Records that describe figures:
——————

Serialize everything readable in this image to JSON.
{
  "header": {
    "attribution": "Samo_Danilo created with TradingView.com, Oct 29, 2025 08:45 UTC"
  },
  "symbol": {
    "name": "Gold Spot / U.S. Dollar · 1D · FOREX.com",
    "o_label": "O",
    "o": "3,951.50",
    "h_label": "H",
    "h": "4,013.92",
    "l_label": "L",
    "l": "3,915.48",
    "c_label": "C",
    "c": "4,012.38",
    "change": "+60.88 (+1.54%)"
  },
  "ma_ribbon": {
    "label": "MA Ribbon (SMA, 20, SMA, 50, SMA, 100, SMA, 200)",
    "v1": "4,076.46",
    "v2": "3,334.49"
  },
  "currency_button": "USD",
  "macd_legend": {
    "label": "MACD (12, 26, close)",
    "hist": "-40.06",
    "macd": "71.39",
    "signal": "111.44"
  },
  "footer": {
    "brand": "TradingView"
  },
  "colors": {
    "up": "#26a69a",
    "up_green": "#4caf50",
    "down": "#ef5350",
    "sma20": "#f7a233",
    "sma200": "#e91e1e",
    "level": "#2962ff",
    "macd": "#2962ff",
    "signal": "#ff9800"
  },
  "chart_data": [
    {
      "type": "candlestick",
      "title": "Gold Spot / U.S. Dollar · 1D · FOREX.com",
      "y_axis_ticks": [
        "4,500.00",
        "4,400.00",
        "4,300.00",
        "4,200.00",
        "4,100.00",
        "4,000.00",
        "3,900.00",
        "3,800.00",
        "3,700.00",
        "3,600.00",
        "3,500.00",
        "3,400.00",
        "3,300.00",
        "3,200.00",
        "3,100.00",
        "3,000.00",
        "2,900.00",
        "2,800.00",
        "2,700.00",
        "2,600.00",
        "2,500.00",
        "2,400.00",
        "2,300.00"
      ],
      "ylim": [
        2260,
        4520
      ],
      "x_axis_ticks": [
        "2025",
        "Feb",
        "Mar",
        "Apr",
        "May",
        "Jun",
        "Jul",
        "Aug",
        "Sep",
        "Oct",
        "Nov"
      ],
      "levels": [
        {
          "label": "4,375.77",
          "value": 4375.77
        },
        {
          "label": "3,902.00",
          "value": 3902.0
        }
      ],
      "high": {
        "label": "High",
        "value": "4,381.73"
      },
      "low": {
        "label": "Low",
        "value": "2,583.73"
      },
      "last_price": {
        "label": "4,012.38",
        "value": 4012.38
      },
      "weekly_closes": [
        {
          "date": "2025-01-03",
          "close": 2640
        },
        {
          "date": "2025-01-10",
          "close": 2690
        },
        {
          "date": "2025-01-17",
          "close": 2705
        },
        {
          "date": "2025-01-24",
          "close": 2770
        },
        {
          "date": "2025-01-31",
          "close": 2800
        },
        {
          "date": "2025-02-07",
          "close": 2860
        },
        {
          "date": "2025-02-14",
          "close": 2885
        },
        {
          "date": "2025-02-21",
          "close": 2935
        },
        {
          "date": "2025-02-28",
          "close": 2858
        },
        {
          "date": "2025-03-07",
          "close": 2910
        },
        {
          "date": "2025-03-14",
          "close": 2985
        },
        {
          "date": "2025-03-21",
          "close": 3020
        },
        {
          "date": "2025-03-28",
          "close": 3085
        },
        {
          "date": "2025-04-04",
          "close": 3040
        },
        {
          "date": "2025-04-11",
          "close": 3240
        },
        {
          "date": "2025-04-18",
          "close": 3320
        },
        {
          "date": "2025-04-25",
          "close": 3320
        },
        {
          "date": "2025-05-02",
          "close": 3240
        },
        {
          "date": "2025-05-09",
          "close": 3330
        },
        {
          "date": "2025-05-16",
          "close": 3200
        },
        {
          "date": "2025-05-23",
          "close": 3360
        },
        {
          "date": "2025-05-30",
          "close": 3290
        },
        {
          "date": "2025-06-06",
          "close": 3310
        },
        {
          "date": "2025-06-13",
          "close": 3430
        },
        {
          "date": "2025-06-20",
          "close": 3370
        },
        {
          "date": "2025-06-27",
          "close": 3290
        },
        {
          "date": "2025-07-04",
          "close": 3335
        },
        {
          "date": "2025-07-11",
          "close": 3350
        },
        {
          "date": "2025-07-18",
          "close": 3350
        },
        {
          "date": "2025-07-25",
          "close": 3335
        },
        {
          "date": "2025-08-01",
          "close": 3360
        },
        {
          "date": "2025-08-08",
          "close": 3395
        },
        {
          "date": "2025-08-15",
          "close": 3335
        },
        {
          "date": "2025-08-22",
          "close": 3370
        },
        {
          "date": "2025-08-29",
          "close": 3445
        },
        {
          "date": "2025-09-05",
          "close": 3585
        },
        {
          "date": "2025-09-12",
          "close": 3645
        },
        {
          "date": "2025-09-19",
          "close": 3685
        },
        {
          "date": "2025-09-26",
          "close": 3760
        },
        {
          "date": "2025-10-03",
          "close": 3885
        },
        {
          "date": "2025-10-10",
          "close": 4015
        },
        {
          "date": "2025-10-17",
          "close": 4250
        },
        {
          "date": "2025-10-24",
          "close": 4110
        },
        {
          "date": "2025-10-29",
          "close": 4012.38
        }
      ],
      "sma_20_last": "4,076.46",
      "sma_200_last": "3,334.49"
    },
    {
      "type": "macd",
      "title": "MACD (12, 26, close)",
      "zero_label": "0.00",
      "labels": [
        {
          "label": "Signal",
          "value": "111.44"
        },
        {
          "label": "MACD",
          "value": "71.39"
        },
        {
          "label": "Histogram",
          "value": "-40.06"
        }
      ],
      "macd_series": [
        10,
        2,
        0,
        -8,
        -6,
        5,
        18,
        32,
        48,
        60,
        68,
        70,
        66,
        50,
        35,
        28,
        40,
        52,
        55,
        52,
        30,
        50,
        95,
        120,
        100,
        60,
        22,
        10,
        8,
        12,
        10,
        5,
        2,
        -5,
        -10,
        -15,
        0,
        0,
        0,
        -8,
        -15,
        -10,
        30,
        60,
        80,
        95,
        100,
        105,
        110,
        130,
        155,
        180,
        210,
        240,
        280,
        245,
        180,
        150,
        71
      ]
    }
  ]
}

——————

Ascertain the number of lines in the entries that include the word "Spot", and report only that number.

* Result *
2